ВХОД

Забыли пароль?
 

Формула жизни среднестатистического американца. Препарированное откровение

В мире Tugar 13.06.2015 0 1 380 0
Формула жизни среднестатистического американца. Препарированное откровение

Средний американец живёт по стандарту: работает для погашения кредитов, мало общается, стучит на соседей, принимает антидепрессанты, в старости попадает в дом престарелых.

Чтобы жить в безопасном районе, надо иметь хорошо оплачиваемую работу, что бы на неё устроится, надо получить хорошее образование, а для этого надо взять кредит. Потерять работу — страшно, так как не сможешь платить банкам. Твои сложности — твои проблемы, помогать никто не будет. Ты должен быть успешным, иначе будешь неудачником.

Нидас Ундровинас: Большинство, средняя прослойка — одна из самых больших в США, её там около восьмидесяти процентов, что ли, это средний человек, как я жил, можно сказать. Средний доход у человека позволяет что? Большие города — они очень дорогие. Даже имея большие цифры денежные, семь-десять тысяч долларов в месяц, ты можешь себе позволить в Нью-Йорке, в хорошем районе. Надо не забывать, что США очень делится на такие области и райончики, где ты можешь себе позволить, где не можешь позволить. То есть, где-то очень дорого, там будет тебе безопасней, это не будет какое-нибудь чёрное гетто, где ты вышел на улицу, и тебя просто по голове огрели, ограбили, или убили. В таких районах, это очень дёшево, снимать, но, в таких районах никто не будет снимать из-за безопасности. Поэтому люди стараются к лучшему стремиться. Естественно, они хотят заплатить больше денег за свой комфорт, за свою безопасность.

В частности возьмём там, как все расхваливают Нью-Йорк, или Вашингтон, например. Центр города и девяносто процентов это чёрное гетто, где живут африканцы, где просто невозможно жить. То есть, вот именно в этом пятачке, там небольшая комнатка, как вот эта комната, наверное, будет и спальня, и кухня, и всё вместе стоит в месяц где-то около трёх тысяч долларов. То есть, дальше ты платишь налог со своей зарплаты, тридцать процентов где-то. И дальше пошло-поехало, у тебя зарплата, всё, что ты получаешь, ты сразу же и отдаёшь, получается. Поэтому люди получают некое образование, нагуливают себе некие кредиты, делают покупки, переходят на лучшую работу, более оплачиваемую. Делают себе кредитную историю хорошую. После чего, около тридцати пяти, сорока лет ты можешь получить более-менее хороший кредит на тридцать, сорок лет.

### Исходные данные
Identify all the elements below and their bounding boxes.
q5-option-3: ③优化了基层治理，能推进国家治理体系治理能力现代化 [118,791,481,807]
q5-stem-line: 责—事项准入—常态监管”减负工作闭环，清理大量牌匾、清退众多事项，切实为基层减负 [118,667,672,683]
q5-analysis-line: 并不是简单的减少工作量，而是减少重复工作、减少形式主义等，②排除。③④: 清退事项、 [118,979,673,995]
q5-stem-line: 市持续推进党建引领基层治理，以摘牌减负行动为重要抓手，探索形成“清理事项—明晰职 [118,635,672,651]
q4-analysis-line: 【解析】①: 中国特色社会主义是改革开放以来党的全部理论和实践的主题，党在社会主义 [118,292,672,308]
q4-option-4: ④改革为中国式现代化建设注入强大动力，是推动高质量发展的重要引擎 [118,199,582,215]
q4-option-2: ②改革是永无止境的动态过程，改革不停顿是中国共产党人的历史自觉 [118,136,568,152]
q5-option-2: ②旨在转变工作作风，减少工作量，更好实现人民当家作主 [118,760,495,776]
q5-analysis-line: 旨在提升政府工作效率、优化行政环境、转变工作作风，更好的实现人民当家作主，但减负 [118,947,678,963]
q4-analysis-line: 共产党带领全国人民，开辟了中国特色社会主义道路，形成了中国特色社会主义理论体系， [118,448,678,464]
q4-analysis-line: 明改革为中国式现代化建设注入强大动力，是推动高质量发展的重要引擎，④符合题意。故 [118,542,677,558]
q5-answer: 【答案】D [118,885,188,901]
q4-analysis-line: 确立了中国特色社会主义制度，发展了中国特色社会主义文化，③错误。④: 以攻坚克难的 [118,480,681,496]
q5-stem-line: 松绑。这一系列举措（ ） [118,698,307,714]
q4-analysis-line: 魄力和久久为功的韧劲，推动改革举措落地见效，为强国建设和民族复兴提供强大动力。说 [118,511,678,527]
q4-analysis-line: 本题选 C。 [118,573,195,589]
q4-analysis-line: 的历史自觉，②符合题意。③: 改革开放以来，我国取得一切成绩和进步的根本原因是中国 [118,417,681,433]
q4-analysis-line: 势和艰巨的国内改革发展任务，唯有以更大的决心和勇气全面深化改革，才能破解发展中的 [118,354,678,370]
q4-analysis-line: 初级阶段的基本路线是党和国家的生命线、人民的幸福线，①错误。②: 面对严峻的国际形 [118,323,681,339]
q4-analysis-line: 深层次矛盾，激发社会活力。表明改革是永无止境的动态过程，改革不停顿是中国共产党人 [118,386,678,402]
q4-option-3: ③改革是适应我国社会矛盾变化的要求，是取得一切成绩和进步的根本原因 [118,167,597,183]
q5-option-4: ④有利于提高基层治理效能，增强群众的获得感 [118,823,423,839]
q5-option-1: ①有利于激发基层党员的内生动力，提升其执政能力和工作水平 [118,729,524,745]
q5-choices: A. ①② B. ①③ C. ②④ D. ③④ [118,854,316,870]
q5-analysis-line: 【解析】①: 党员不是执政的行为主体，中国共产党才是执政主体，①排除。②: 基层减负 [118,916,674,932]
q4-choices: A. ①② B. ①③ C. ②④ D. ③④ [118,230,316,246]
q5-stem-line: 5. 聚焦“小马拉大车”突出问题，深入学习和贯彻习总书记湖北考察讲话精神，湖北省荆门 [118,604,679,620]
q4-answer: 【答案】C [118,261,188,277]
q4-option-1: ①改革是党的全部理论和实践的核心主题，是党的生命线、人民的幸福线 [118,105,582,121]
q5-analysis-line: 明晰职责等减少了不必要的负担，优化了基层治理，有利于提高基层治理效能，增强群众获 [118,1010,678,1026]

### Что нужно сделать
1. Перепишите кусок текста о жизни американцев, начиная со слов «В частности возьмём» и заканчивая словами «тридцать, сорок лет.», поменяв «Вашингтон» на «Бостон».
2. Перечислите все действия среднего американца, которые названы в тексте о жизни американцев в предложении, начинающемся словами «Средний американец живёт по стандарту».

### Ответы по заданиям
1.
В частности возьмём там, как все расхваливают Нью-Йорк, или Бостон, например. Центр города и девяносто процентов это чёрное гетто, где живут африканцы, где просто невозможно жить. То есть, вот именно в этом пятачке, там небольшая комнатка, как вот эта комната, наверное, будет и спальня, и кухня, и всё вместе стоит в месяц где-то около трёх тысяч долларов. То есть, дальше ты платишь налог со своей зарплаты, тридцать процентов где-то. И дальше пошло-поехало, у тебя зарплата, всё, что ты получаешь, ты сразу же и отдаёшь, получается. Поэтому люди получают некое образование, нагуливают себе некие кредиты, делают покупки, переходят на лучшую работу, более оплачиваемую. Делают себе кредитную историю хорошую. После чего, около тридцати пяти, сорока лет ты можешь получить более-менее хороший кредит на тридцать, сорок лет.

2.
- работает для погашения кредитов
- мало общается
- стучит на соседей
- принимает антидепрессанты
- в старости попадает в дом престарелых